▸ Work to be completed: Your task is to reproduce the material exactly.

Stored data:
>> Begin

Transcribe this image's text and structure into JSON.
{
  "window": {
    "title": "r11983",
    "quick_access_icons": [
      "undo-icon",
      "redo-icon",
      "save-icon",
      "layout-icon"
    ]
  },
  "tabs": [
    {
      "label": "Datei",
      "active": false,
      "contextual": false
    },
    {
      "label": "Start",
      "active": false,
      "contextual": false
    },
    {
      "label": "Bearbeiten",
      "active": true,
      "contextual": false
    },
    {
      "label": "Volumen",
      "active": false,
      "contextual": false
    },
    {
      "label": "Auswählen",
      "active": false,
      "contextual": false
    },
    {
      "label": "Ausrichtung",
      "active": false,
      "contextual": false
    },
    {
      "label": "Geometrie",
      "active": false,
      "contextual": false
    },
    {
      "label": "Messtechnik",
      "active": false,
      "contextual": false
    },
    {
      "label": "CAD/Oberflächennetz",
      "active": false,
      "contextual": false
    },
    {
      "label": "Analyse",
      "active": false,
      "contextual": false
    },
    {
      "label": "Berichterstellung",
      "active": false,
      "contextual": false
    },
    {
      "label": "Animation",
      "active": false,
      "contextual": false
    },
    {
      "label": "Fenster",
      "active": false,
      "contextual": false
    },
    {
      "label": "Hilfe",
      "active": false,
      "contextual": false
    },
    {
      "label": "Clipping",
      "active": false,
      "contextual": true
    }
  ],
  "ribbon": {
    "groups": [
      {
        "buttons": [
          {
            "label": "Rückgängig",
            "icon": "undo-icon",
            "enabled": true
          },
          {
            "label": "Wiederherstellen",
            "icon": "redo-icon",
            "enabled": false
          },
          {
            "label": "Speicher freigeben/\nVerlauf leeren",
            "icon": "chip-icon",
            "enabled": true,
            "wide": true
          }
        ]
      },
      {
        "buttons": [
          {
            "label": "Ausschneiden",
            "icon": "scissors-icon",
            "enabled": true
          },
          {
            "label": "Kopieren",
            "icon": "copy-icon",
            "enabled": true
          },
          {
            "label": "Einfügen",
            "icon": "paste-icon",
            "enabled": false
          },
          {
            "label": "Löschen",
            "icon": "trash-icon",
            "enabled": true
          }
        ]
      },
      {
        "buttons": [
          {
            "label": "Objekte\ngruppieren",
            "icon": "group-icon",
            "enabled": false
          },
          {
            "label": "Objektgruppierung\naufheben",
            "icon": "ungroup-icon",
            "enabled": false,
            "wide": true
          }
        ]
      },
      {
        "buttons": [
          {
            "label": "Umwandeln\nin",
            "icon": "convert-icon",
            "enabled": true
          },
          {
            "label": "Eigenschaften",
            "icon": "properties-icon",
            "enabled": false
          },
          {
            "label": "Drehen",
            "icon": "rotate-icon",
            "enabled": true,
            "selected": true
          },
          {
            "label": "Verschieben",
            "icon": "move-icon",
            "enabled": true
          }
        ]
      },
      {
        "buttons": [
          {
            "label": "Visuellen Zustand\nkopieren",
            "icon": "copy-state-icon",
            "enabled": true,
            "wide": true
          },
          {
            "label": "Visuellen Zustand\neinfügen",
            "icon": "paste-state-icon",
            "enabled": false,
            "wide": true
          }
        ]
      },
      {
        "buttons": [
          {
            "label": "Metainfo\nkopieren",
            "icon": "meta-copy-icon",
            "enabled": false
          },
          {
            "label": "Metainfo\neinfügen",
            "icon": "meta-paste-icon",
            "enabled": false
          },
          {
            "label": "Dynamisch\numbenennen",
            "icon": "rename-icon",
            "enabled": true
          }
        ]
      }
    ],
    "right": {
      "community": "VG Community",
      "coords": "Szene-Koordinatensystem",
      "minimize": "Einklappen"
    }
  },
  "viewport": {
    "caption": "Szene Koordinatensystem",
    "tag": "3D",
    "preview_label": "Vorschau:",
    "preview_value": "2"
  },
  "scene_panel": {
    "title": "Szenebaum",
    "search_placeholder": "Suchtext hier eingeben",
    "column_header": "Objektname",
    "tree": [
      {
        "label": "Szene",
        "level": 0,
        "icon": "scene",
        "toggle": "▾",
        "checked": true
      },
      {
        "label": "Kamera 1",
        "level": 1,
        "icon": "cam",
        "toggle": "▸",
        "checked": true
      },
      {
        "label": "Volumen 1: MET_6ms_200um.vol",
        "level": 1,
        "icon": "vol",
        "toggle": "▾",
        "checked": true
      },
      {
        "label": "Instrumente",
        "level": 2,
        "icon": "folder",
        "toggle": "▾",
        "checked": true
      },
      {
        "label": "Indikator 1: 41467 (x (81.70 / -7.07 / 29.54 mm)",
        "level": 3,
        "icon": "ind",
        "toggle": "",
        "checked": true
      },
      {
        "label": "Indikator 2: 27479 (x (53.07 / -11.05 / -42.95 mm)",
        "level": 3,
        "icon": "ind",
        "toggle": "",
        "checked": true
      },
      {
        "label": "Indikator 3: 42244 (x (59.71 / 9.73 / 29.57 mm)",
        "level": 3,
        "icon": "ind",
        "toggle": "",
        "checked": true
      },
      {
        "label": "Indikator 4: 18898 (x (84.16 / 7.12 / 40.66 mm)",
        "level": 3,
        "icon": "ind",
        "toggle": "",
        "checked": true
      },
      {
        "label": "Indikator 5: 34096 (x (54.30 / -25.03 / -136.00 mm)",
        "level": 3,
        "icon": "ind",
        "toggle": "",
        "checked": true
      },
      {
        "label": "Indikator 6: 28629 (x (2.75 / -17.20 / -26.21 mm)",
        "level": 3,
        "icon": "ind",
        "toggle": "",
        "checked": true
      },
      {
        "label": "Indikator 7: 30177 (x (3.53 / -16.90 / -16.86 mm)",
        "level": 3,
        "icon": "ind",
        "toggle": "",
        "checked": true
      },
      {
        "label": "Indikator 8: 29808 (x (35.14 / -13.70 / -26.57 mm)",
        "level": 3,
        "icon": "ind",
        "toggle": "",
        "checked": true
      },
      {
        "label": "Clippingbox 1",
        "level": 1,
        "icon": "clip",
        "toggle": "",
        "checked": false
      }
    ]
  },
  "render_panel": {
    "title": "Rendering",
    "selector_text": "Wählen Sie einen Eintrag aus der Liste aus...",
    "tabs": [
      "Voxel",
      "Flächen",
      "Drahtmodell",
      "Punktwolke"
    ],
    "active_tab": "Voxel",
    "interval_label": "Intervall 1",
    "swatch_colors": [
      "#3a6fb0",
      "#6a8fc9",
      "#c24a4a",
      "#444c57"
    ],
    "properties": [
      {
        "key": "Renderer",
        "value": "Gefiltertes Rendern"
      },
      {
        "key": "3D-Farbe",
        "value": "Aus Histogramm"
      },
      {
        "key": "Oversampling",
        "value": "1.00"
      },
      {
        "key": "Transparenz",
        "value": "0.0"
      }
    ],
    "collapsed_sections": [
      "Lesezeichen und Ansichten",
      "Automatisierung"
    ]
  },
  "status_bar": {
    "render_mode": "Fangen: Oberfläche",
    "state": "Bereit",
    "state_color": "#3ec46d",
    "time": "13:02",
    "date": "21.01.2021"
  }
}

>> End

▸ Answer to this exercise:
Transcribe this image's text and structure into JSON.
{
  "window": {
    "title": "r11983",
    "quick_access_icons": [
      "undo-icon",
      "redo-icon",
      "save-icon",
      "layout-icon"
    ]
  },
  "tabs": [
    {
      "label": "Datei",
      "active": false,
      "contextual": false
    },
    {
      "label": "Start",
      "active": false,
      "contextual": false
    },
    {
      "label": "Bearbeiten",
      "active": true,
      "contextual": false
    },
    {
      "label": "Volumen",
      "active": false,
      "contextual": false
    },
    {
      "label": "Auswählen",
      "active": false,
      "contextual": false
    },
    {
      "label": "Ausrichtung",
      "active": false,
      "contextual": false
    },
    {
      "label": "Geometrie",
      "active": false,
      "contextual": false
    },
    {
      "label": "Messtechnik",
      "active": false,
      "contextual": false
    },
    {
      "label": "CAD/Oberflächennetz",
      "active": false,
      "contextual": false
    },
    {
      "label": "Analyse",
      "active": false,
      "contextual": false
    },
    {
      "label": "Berichterstellung",
      "active": false,
      "contextual": false
    },
    {
      "label": "Animation",
      "active": false,
      "contextual": false
    },
    {
      "label": "Fenster",
      "active": false,
      "contextual": false
    },
    {
      "label": "Hilfe",
      "active": false,
      "contextual": false
    },
    {
      "label": "Clipping",
      "active": false,
      "contextual": true
    }
  ],
  "ribbon": {
    "groups": [
      {
        "buttons": [
          {
            "label": "Rückgängig",
            "icon": "undo-icon",
            "enabled": true
          },
          {
            "label": "Wiederherstellen",
            "icon": "redo-icon",
            "enabled": false
          },
          {
            "label": "Speicher freigeben/\nVerlauf leeren",
            "icon": "chip-icon",
            "enabled": true,
            "wide": true
          }
        ]
      },
      {
        "buttons": [
          {
            "label": "Ausschneiden",
            "icon": "scissors-icon",
            "enabled": true
          },
          {
            "label": "Kopieren",
            "icon": "copy-icon",
            "enabled": true
          },
          {
            "label": "Einfügen",
            "icon": "paste-icon",
            "enabled": false
          },
          {
            "label": "Löschen",
            "icon": "trash-icon",
            "enabled": true
          }
        ]
      },
      {
        "buttons": [
          {
            "label": "Objekte\ngruppieren",
            "icon": "group-icon",
            "enabled": false
          },
          {
            "label": "Objektgruppierung\naufheben",
            "icon": "ungroup-icon",
            "enabled": false,
            "wide": true
          }
        ]
      },
      {
        "buttons": [
          {
            "label": "Umwandeln\nin",
            "icon": "convert-icon",
            "enabled": true
          },
          {
            "label": "Eigenschaften",
            "icon": "properties-icon",
            "enabled": false
          },
          {
            "label": "Drehen",
            "icon": "rotate-icon",
            "enabled": true,
            "selected": true
          },
          {
            "label": "Verschieben",
            "icon": "move-icon",
            "enabled": true
          }
        ]
      },
      {
        "buttons": [
          {
            "label": "Visuellen Zustand\nkopieren",
            "icon": "copy-state-icon",
            "enabled": true,
            "wide": true
          },
          {
            "label": "Visuellen Zustand\neinfügen",
            "icon": "paste-state-icon",
            "enabled": false,
            "wide": true
          }
        ]
      },
      {
        "buttons": [
          {
            "label": "Metainfo\nkopieren",
            "icon": "meta-copy-icon",
            "enabled": false
          },
          {
            "label": "Metainfo\neinfügen",
            "icon": "meta-paste-icon",
            "enabled": false
          },
          {
            "label": "Dynamisch\numbenennen",
            "icon": "rename-icon",
            "enabled": true
          }
        ]
      }
    ],
    "right": {
      "community": "VG Community",
      "coords": "Szene-Koordinatensystem",
      "minimize": "Einklappen"
    }
  },
  "viewport": {
    "caption": "Szene Koordinatensystem",
    "tag": "3D",
    "preview_label": "Vorschau:",
    "preview_value": "2"
  },
  "scene_panel": {
    "title": "Szenebaum",
    "search_placeholder": "Suchtext hier eingeben",
    "column_header": "Objektname",
    "tree": [
      {
        "label": "Szene",
        "level": 0,
        "icon": "scene",
        "toggle": "▾",
        "checked": true
      },
      {
        "label": "Kamera 1",
        "level": 1,
        "icon": "cam",
        "toggle": "▸",
        "checked": true
      },
      {
        "label": "Volumen 1: MET_6ms_200um.vol",
        "level": 1,
        "icon": "vol",
        "toggle": "▾",
        "checked": true
      },
      {
        "label": "Instrumente",
        "level": 2,
        "icon": "folder",
        "toggle": "▾",
        "checked": true
      },
      {
        "label": "Indikator 1: 41467 (x (81.70 / -7.07 / 29.54 mm)",
        "level": 3,
        "icon": "ind",
        "toggle": "",
        "checked": true
      },
      {
        "label": "Indikator 2: 27479 (x (53.07 / -11.05 / -42.95 mm)",
        "level": 3,
        "icon": "ind",
        "toggle": "",
        "checked": true
      },
      {
        "label": "Indikator 3: 42244 (x (59.71 / 9.73 / 29.57 mm)",
        "level": 3,
        "icon": "ind",
        "toggle": "",
        "checked": true
      },
      {
        "label": "Indikator 4: 18898 (x (84.16 / 7.12 / 40.66 mm)",
        "level": 3,
        "icon": "ind",
        "toggle": "",
        "checked": true
      },
      {
        "label": "Indikator 5: 34096 (x (54.30 / -25.03 / -136.00 mm)",
        "level": 3,
        "icon": "ind",
        "toggle": "",
        "checked": true
      },
      {
        "label": "Indikator 6: 28629 (x (2.75 / -17.20 / -26.21 mm)",
        "level": 3,
        "icon": "ind",
        "toggle": "",
        "checked": true
      },
      {
        "label": "Indikator 7: 30177 (x (3.53 / -16.90 / -16.86 mm)",
        "level": 3,
        "icon": "ind",
        "toggle": "",
        "checked": true
      },
      {
        "label": "Indikator 8: 29808 (x (35.14 / -13.70 / -26.57 mm)",
        "level": 3,
        "icon": "ind",
        "toggle": "",
        "checked": true
      },
      {
        "label": "Clippingbox 1",
        "level": 1,
        "icon": "clip",
        "toggle": "",
        "checked": false
      }
    ]
  },
  "render_panel": {
    "title": "Rendering",
    "selector_text": "Wählen Sie einen Eintrag aus der Liste aus...",
    "tabs": [
      "Voxel",
      "Flächen",
      "Drahtmodell",
      "Punktwolke"
    ],
    "active_tab": "Voxel",
    "interval_label": "Intervall 1",
    "swatch_colors": [
      "#3a6fb0",
      "#6a8fc9",
      "#c24a4a",
      "#444c57"
    ],
    "properties": [
      {
        "key": "Renderer",
        "value": "Gefiltertes Rendern"
      },
      {
        "key": "3D-Farbe",
        "value": "Aus Histogramm"
      },
      {
        "key": "Oversampling",
        "value": "1.00"
      },
      {
        "key": "Transparenz",
        "value": "0.0"
      }
    ],
    "collapsed_sections": [
      "Lesezeichen und Ansichten",
      "Automatisierung"
    ]
  },
  "status_bar": {
    "render_mode": "Fangen: Oberfläche",
    "state": "Bereit",
    "state_color": "#3ec46d",
    "time": "13:02",
    "date": "21.01.2021"
  }
}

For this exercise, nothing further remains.